* **PROVIDED PASSAGE**
════════════════

May 6, 2007

TV Review: The Tudors

Posted in Television at 9:18 pm by Calico Jack

As an ardent fan of HBO’s Rome, I was excited to hear last winter that Showtime would be producing The Tudors, a miniseries about the early reign of Henry VIII. Rome was an excellent show because it depicted everything from the machinations of the Imperial Senate to the struggles that common soldiers faced after returning home from years-long sorties into foreign lands. Focusing on the political and military aspects of the crumbing Roman Republic gave it an epic scope, but Rome also showed the absolute decadence and corruption that pervaded the crumbling Roman Republic at the time Julius Caesar rose to power and proclaimed himself dictator. Its sweeping scale set the standard for what television could do, and Rome‘s meticulous attention to period detail was refreshing. Now I looked forward to enjoying a similarly-scoped story, this time set in Renaissance England. What’s not to like?

I wasn’t able to see The Tudors until Best Buy gave away a promo Showtime disc containing the first two episodes (along with Weeds and Dexter, both of which were merely okay), and I “acquired” episodes 3 & 4 through a little judicious online hunting. After watching all four hours (with six more remaining in the first season), I can safely say that Rome is in no danger of losing its perch as best period TV show of all time. The Tudors forgoes Rome’s depth and careful plotting for a slightly flashier, up-tempo style that reminds one of a marshmallow Peep: pretty on the outside, but quite a bit of fluff within.

════════════════

Region annotation listing
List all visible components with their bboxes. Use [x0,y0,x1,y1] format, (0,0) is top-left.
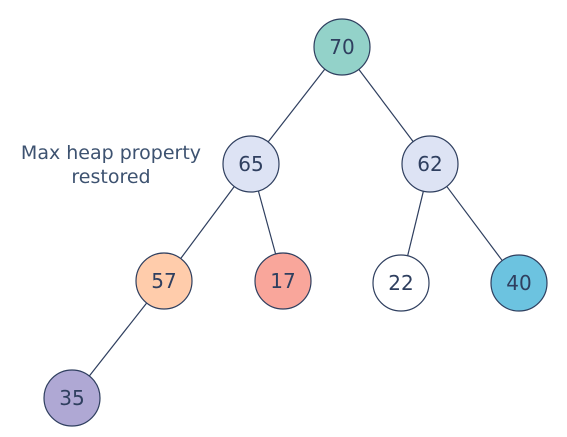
node-label: 22 [388,271,413,295]
node-57: 57 [135,252,193,310]
node-circle [490,254,548,312]
node-17: 17 [254,252,312,310]
node-circle [254,252,312,310]
node-label: 40 [506,271,531,295]
node-label: 62 [417,152,442,176]
node-62: 62 [401,135,459,193]
node-label: 35 [59,386,84,410]
node-label: 65 [238,152,263,176]
node-40: 40 [490,254,548,312]
node-circle [401,135,459,193]
node-label: 57 [151,269,176,293]
node-circle [222,135,280,193]
node-circle [313,18,371,76]
edge-n57-n35 [88,302,148,377]
node-70: 70 [313,18,371,76]
heap-caption: Max heap property restored [0,141,222,189]
edge-n70-n62 [358,69,414,142]
caption-line-1: Max heap property [20,142,202,164]
node-label: 70 [329,35,354,59]
node-22: 22 [372,254,430,312]
node-65: 65 [222,135,280,193]
caption-line-2: restored [71,166,151,188]
edge-n70-n65 [267,68,326,143]
edge-n65-n17 [257,190,277,255]
node-label: 17 [270,269,295,293]
node-circle [135,252,193,310]
node-circle [372,254,430,312]
edge-n62-n40 [446,186,503,261]
node-35: 35 [43,369,101,427]
node-circle [43,369,101,427]
edge-n65-n57 [180,186,235,259]
edge-n62-n22 [407,191,424,256]
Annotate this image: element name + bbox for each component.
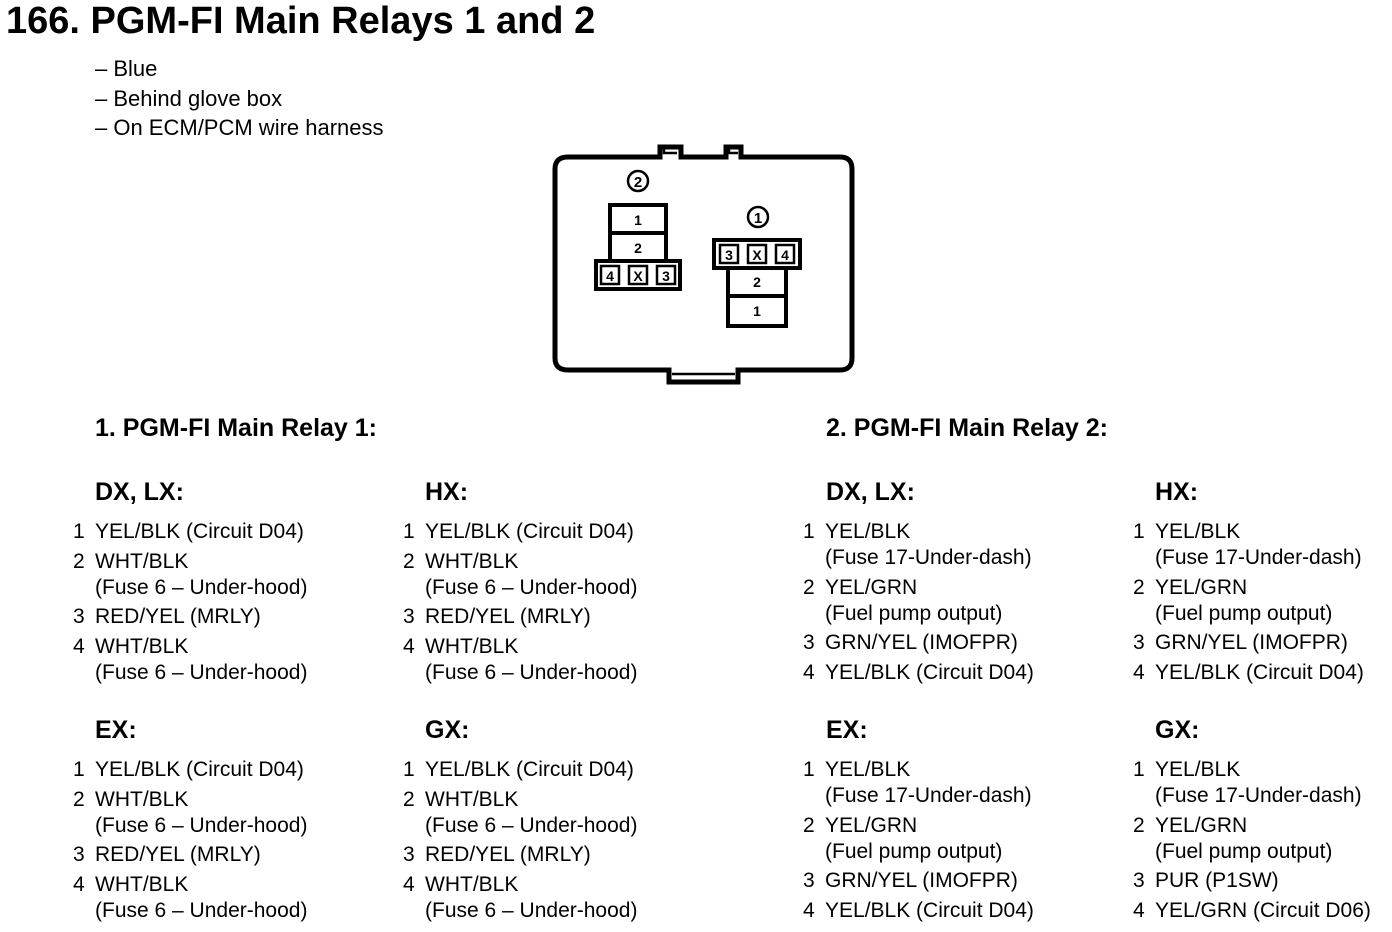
- relay1-cell-1: [726, 294, 788, 328]
- top-latch-inner-left: [662, 149, 677, 155]
- model-title-relay1-dxlx: DX, LX:: [95, 478, 184, 506]
- section-title-relay-2: 2. PGM-FI Main Relay 2:: [826, 414, 1109, 442]
- relay1-cell-1-label: 1: [753, 303, 761, 319]
- relay2-cell-1: [608, 203, 668, 235]
- relay2-pin-4: [599, 264, 621, 286]
- model-title-relay2-hx: HX:: [1155, 478, 1199, 506]
- relay2-pin-x: [627, 264, 649, 286]
- model-title-relay1-hx: HX:: [425, 478, 469, 506]
- relay1-marker-circle: [746, 205, 770, 229]
- note-color: – Blue: [95, 56, 158, 81]
- relay2-pin-3: [655, 264, 677, 286]
- model-title-relay1-ex: EX:: [95, 716, 137, 744]
- relay1-pin-4-label: 4: [781, 247, 789, 263]
- relay1-cell-2-label: 2: [753, 274, 761, 290]
- page-title: 166. PGM-FI Main Relays 1 and 2: [6, 0, 596, 42]
- relay2-pin-3-label: 3: [662, 268, 670, 284]
- model-title-relay2-gx: GX:: [1155, 716, 1200, 744]
- relay1-marker-label: 1: [754, 210, 762, 227]
- relay2-marker-circle: [626, 169, 650, 193]
- relay1-pin-3: [718, 243, 740, 265]
- relay2-cell-2-label: 2: [634, 240, 642, 256]
- model-title-relay2-dxlx: DX, LX:: [826, 478, 915, 506]
- note-location: – Behind glove box: [95, 85, 283, 111]
- note-harness: – On ECM/PCM wire harness: [95, 115, 384, 140]
- relay-connector-diagram: 2 1 2 4 X 3 1 3 X 4 2 1: [548, 140, 860, 397]
- location-notes: – Blue – Behind glove box – On ECM/PCM w…: [95, 54, 384, 143]
- section-title-relay-1: 1. PGM-FI Main Relay 1:: [95, 414, 378, 442]
- relay2-pin-4-label: 4: [606, 268, 614, 284]
- relay2-cell-1-label: 1: [634, 212, 642, 228]
- relay1-pin-x: [746, 243, 768, 265]
- top-latch-inner-right: [727, 149, 738, 155]
- relay1-pin-4: [774, 243, 796, 265]
- relay2-pin-x-label: X: [633, 268, 643, 284]
- relay-connector-svg: 2 1 2 4 X 3 1 3 X 4 2 1: [552, 144, 855, 385]
- relay1-pin-3-label: 3: [725, 247, 733, 263]
- model-title-relay1-gx: GX:: [425, 716, 470, 744]
- connector-housing: [552, 144, 855, 385]
- relay2-marker-label: 2: [634, 174, 642, 191]
- model-title-relay2-ex: EX:: [826, 716, 868, 744]
- relay1-pin-x-label: X: [752, 247, 762, 263]
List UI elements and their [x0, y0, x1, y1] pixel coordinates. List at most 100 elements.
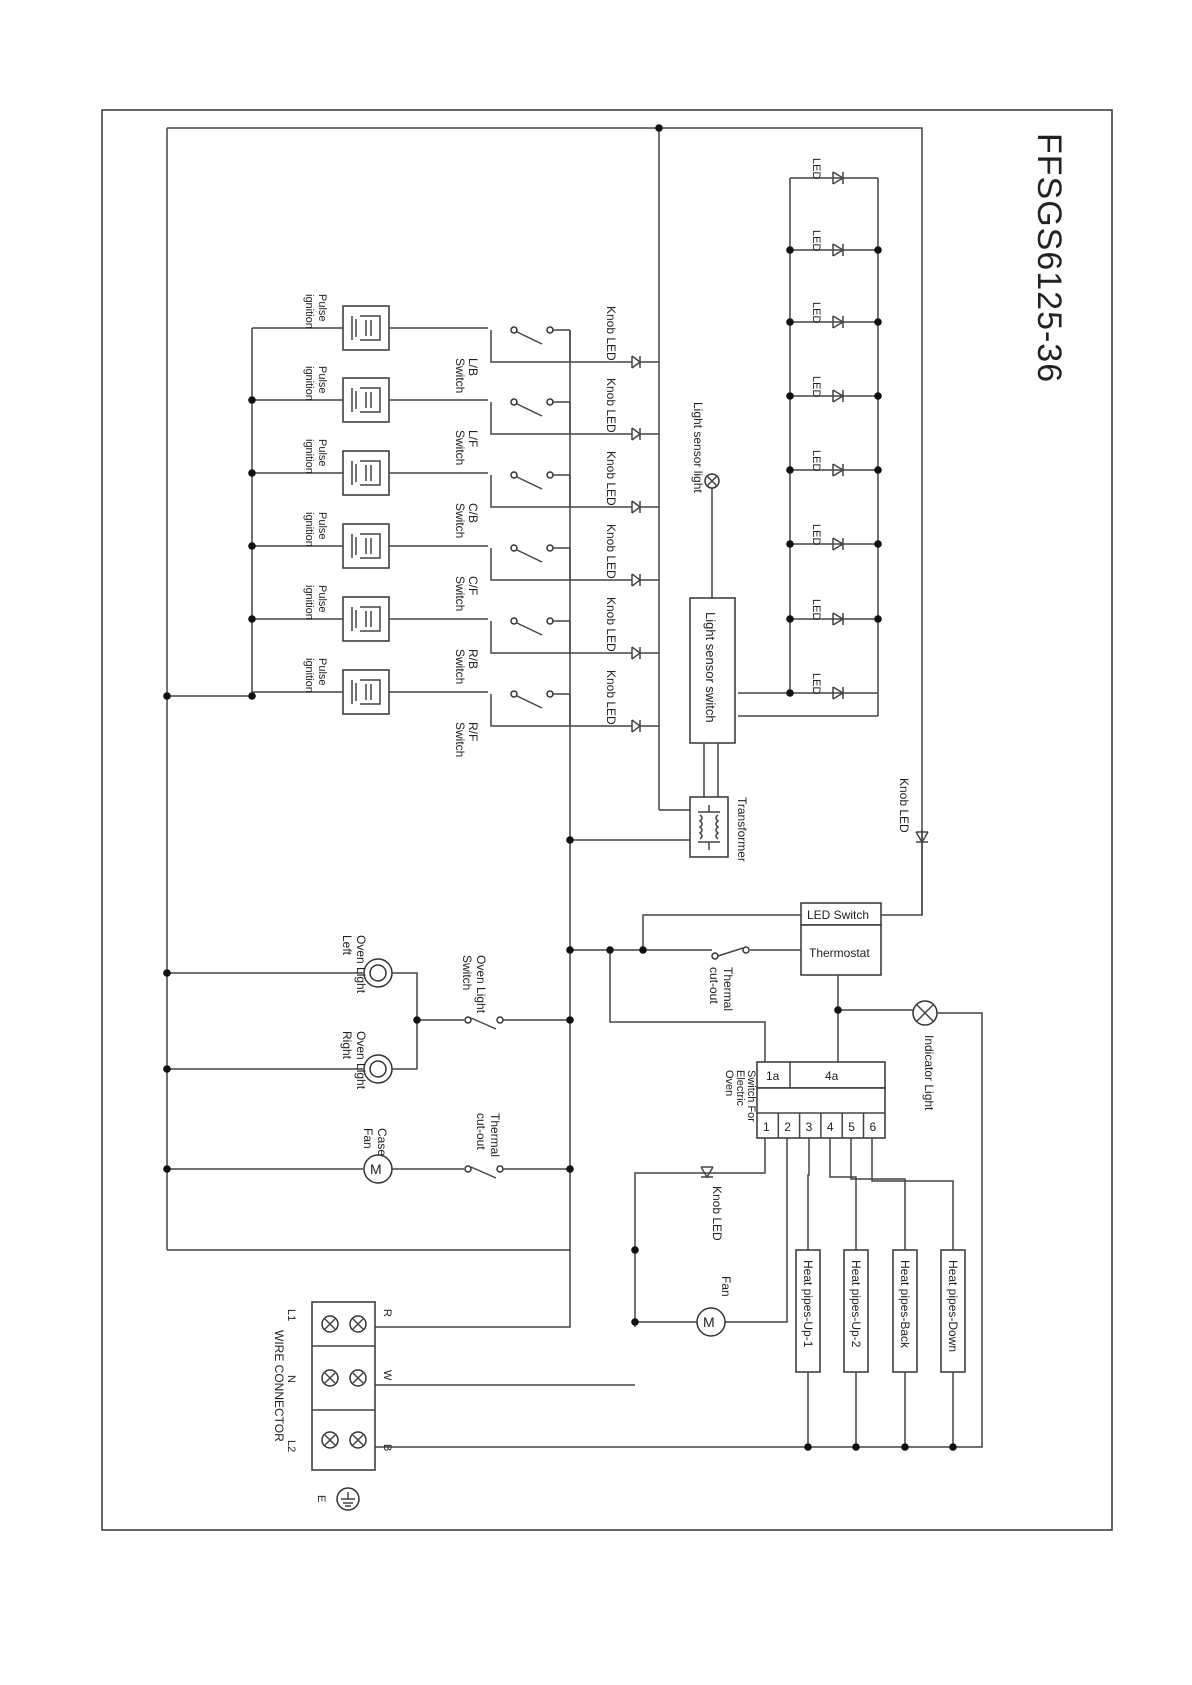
knob-led-led-switch: Knob LED — [897, 778, 929, 915]
svg-text:Switch For: Switch For — [745, 1070, 757, 1122]
heat-pipe-label: Heat pipes-Up-1 — [801, 1260, 815, 1348]
svg-text:Thermal: Thermal — [721, 967, 735, 1011]
svg-text:Indicator Light: Indicator Light — [922, 1035, 936, 1111]
led-6: LED — [790, 524, 878, 551]
knob-led-label: Knob LED — [604, 306, 618, 361]
pulse-label: Pulse — [316, 294, 328, 322]
switch-label-2: Switch — [453, 430, 467, 465]
knob-led-label: Knob LED — [604, 378, 618, 433]
svg-text:Oven Light: Oven Light — [474, 955, 488, 1014]
switch-label-2: Switch — [453, 649, 467, 684]
switch-label-2: Switch — [453, 358, 467, 393]
svg-text:M: M — [370, 1161, 382, 1177]
svg-text:R: R — [381, 1309, 393, 1317]
heat-pipe-4: Heat pipes-Down — [871, 1138, 966, 1447]
svg-text:Right: Right — [340, 1031, 354, 1060]
switch-label-1: L/F — [466, 430, 480, 447]
led-label: LED — [810, 376, 822, 397]
heat-pipe-label: Heat pipes-Back — [898, 1260, 912, 1349]
led-label: LED — [810, 673, 822, 694]
junction-dots — [163, 124, 957, 1451]
transformer-label: Transformer — [735, 797, 749, 862]
led-chain: LED LED LED LED LED LED LED LED — [738, 158, 879, 717]
led-7: LED — [790, 599, 878, 626]
knob-led-label: Knob LED — [604, 451, 618, 506]
led-label: LED — [810, 302, 822, 323]
led-label: LED — [810, 158, 822, 179]
svg-text:4a: 4a — [825, 1069, 839, 1083]
led-4: LED — [790, 376, 878, 403]
terminal-label: 3 — [806, 1120, 813, 1134]
led-3: LED — [790, 302, 878, 329]
pulse-label: Pulse — [316, 585, 328, 613]
svg-text:E: E — [315, 1495, 327, 1502]
switch-label-1: R/F — [466, 722, 480, 741]
led-label: LED — [810, 599, 822, 620]
light-sensor: Light sensor light Light sensor switch — [689, 402, 736, 797]
light-sensor-switch-box — [689, 597, 736, 744]
knob-led-label: Knob LED — [604, 524, 618, 579]
ignition-label: ignition — [303, 439, 315, 474]
terminal-label: 1 — [763, 1120, 770, 1134]
terminal-label: 6 — [870, 1120, 877, 1134]
knob-led-label: Knob LED — [604, 597, 618, 652]
case-fan: M Case Fan Thermal cut-out — [167, 1113, 570, 1184]
led-5: LED — [790, 450, 878, 477]
heat-pipe-3: Heat pipes-Back — [850, 1138, 918, 1447]
knob-led-oven: Knob LED — [634, 1138, 788, 1327]
svg-text:Oven: Oven — [723, 1070, 735, 1096]
led-2: LED — [790, 230, 878, 257]
diagram-title: FFSGS6125-36 — [1030, 133, 1068, 383]
switch-label-1: C/B — [466, 503, 480, 523]
terminal-label: 4 — [827, 1120, 834, 1134]
light-sensor-switch-label: Light sensor switch — [703, 612, 718, 723]
ignition-label: ignition — [303, 294, 315, 329]
heat-pipe-label: Heat pipes-Up-2 — [849, 1260, 863, 1348]
indicator-light: Indicator Light — [375, 1000, 983, 1448]
svg-text:Left: Left — [340, 935, 354, 956]
pulse-label: Pulse — [316, 512, 328, 540]
wire-connector: R W B L1 N L2 WIRE CONNECTOR — [272, 1250, 635, 1471]
heat-pipe-label: Heat pipes-Down — [946, 1260, 960, 1352]
svg-text:Oven Light: Oven Light — [354, 935, 368, 994]
transformer: Transformer — [570, 796, 749, 862]
led-8: LED — [790, 673, 878, 700]
switch-label-1: R/B — [466, 649, 480, 669]
switch-label-1: C/F — [466, 576, 480, 595]
svg-text:N: N — [285, 1375, 297, 1383]
led-1: LED — [790, 158, 878, 185]
switch-label-2: Switch — [453, 722, 467, 757]
fan-motor: M Fan — [635, 1276, 733, 1337]
switch-label-2: Switch — [453, 503, 467, 538]
svg-text:Knob LED: Knob LED — [710, 1186, 724, 1241]
led-switch-label: LED Switch — [807, 908, 869, 922]
svg-text:Fan: Fan — [361, 1128, 375, 1149]
terminal-label: 2 — [784, 1120, 791, 1134]
led-switch-thermostat: LED Switch Thermostat Thermal cut-out — [570, 902, 913, 1062]
terminal-label: 5 — [848, 1120, 855, 1134]
ignition-label: ignition — [303, 512, 315, 547]
main-bus — [166, 127, 923, 1251]
led-label: LED — [810, 524, 822, 545]
svg-text:Oven Light: Oven Light — [354, 1031, 368, 1090]
heat-pipes: Heat pipes-Up-1 Heat pipes-Up-2 Heat pipes… — [795, 1138, 966, 1447]
pulse-label: Pulse — [316, 366, 328, 394]
svg-text:M: M — [703, 1314, 715, 1330]
oven-lights: Oven Light Left Oven Light Right Oven Li… — [167, 935, 570, 1090]
light-sensor-light-label: Light sensor light — [691, 402, 705, 493]
pulse-label: Pulse — [316, 439, 328, 467]
thermostat-label: Thermostat — [809, 946, 870, 960]
switch-label-1: L/B — [466, 358, 480, 376]
svg-text:Case: Case — [375, 1128, 389, 1156]
pulse-label: Pulse — [316, 658, 328, 686]
knob-led-label: Knob LED — [604, 670, 618, 725]
svg-text:L1: L1 — [285, 1309, 297, 1321]
heat-pipe-2: Heat pipes-Up-2 — [829, 1138, 869, 1447]
svg-text:Fan: Fan — [719, 1276, 733, 1297]
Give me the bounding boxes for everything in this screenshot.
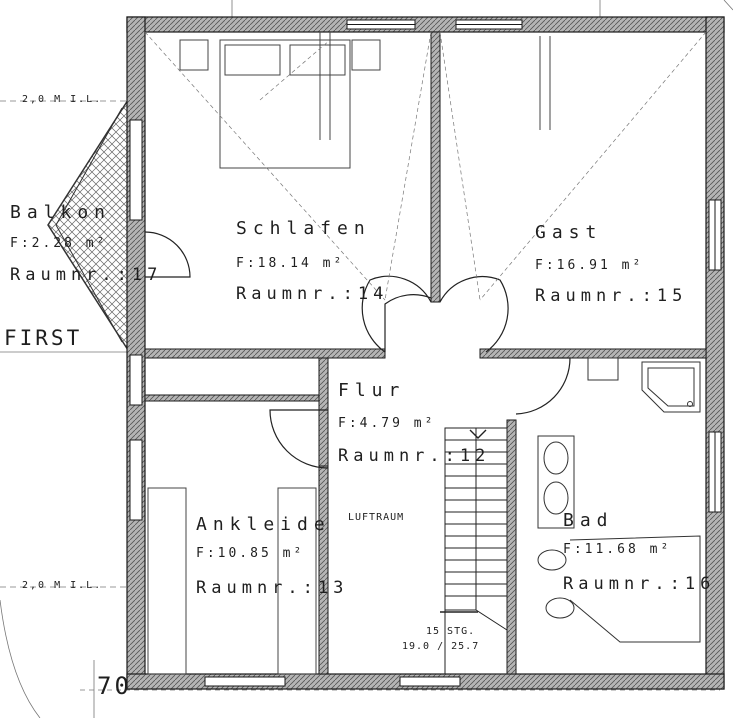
floor-label: FIRST <box>4 326 83 350</box>
wardrobe-ankleide <box>147 487 317 675</box>
bed <box>179 32 381 169</box>
room-number-balkon: Raumnr.:17 <box>10 265 163 285</box>
level-marker-upper: 2,0 M I.L. <box>22 94 103 105</box>
level-marker-lower: 2,0 M I.L. <box>22 580 103 591</box>
doors <box>144 231 571 469</box>
luftraum-label: LUFTRAUM <box>348 512 405 523</box>
room-area-gast: F:16.91 m² <box>535 258 644 273</box>
room-name-ankleide: Ankleide <box>196 514 331 535</box>
room-number-flur: Raumnr.:12 <box>338 446 491 466</box>
room-number-schlafen: Raumnr.:14 <box>236 284 389 304</box>
diagonal-guides <box>144 31 707 301</box>
room-name-balkon: Balkon <box>10 202 112 223</box>
room-area-flur: F:4.79 m² <box>338 416 436 431</box>
room-number-bad: Raumnr.:16 <box>563 574 716 594</box>
interior-walls <box>144 31 707 675</box>
room-number-gast: Raumnr.:15 <box>535 286 688 306</box>
room-name-gast: Gast <box>535 222 603 243</box>
room-name-flur: Flur <box>338 380 406 401</box>
wardrobe-gast <box>539 36 551 130</box>
room-area-ankleide: F:10.85 m² <box>196 546 305 561</box>
stairs-ratio-label: 19.0 / 25.7 <box>402 641 480 652</box>
stairs-steps-label: 15 STG. <box>426 626 476 637</box>
room-area-bad: F:11.68 m² <box>563 542 672 557</box>
dimension-label: 70 <box>97 672 132 700</box>
room-name-bad: Bad <box>563 510 614 531</box>
room-area-balkon: F:2.28 m² <box>10 236 108 251</box>
windows <box>129 19 722 687</box>
room-name-schlafen: Schlafen <box>236 218 371 239</box>
room-number-ankleide: Raumnr.:13 <box>196 578 349 598</box>
staircase <box>440 427 508 675</box>
balcony <box>47 97 129 353</box>
room-area-schlafen: F:18.14 m² <box>236 256 345 271</box>
bathroom-fixtures <box>537 357 701 643</box>
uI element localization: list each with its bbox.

════════════════

* **TASK PROMPT**
Rewrite the review of The Tudors between "I wasn’t able" and "of fluff within.", inclusive, changing "marshmallow Peep" to "cream puff".

* **TASK SOLUTION**
I wasn’t able to see The Tudors until Best Buy gave away a promo Showtime disc containing the first two episodes (along with Weeds and Dexter, both of which were merely okay), and I “acquired” episodes 3 & 4 through a little judicious online hunting. After watching all four hours (with six more remaining in the first season), I can safely say that Rome is in no danger of losing its perch as best period TV show of all time. The Tudors forgoes Rome’s depth and careful plotting for a slightly flashier, up-tempo style that reminds one of a cream puff: pretty on the outside, but quite a bit of fluff within.